▶ **DATA FOR THE TASK**

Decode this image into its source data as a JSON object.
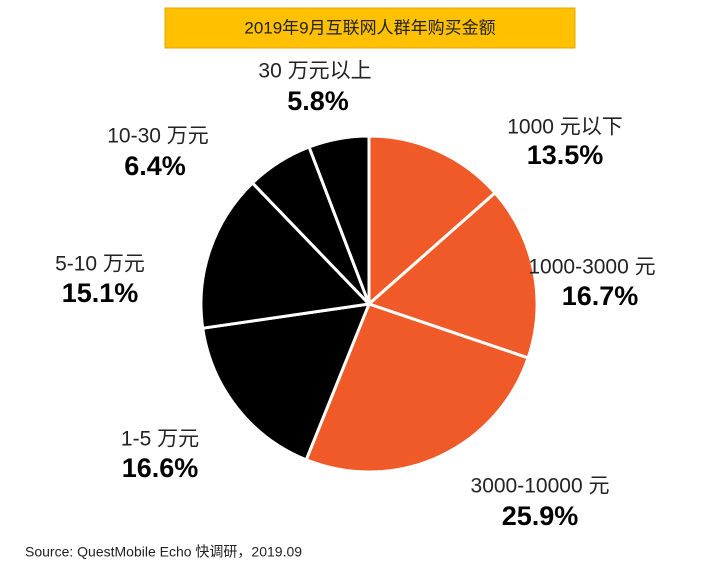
{
  "chart_data": {
    "type": "pie",
    "title": "2019年9月互联网人群年购买金额",
    "categories": [
      "1000 元以下",
      "1000-3000 元",
      "3000-10000 元",
      "1-5 万元",
      "5-10 万元",
      "10-30 万元",
      "30 万元以上"
    ],
    "values": [
      13.5,
      16.7,
      25.9,
      16.6,
      15.1,
      6.4,
      5.8
    ],
    "value_labels": [
      "13.5%",
      "16.7%",
      "25.9%",
      "16.6%",
      "15.1%",
      "6.4%",
      "5.8%"
    ],
    "colors": [
      "#f05a28",
      "#f05a28",
      "#f05a28",
      "#000000",
      "#000000",
      "#000000",
      "#000000"
    ],
    "source": "Source: QuestMobile  Echo 快调研，2019.09"
  }
}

▶ **TASK STATEMENT**
Repeat the entries exactly. Pictures are excluded from the copy.

▶ **PROBLEM SOLUTION**
Decode this image into its source data as a JSON object.
{
  "chart_data": {
    "type": "pie",
    "title": "2019年9月互联网人群年购买金额",
    "categories": [
      "1000 元以下",
      "1000-3000 元",
      "3000-10000 元",
      "1-5 万元",
      "5-10 万元",
      "10-30 万元",
      "30 万元以上"
    ],
    "values": [
      13.5,
      16.7,
      25.9,
      16.6,
      15.1,
      6.4,
      5.8
    ],
    "value_labels": [
      "13.5%",
      "16.7%",
      "25.9%",
      "16.6%",
      "15.1%",
      "6.4%",
      "5.8%"
    ],
    "colors": [
      "#f05a28",
      "#f05a28",
      "#f05a28",
      "#000000",
      "#000000",
      "#000000",
      "#000000"
    ],
    "source": "Source: QuestMobile  Echo 快调研，2019.09"
  }
}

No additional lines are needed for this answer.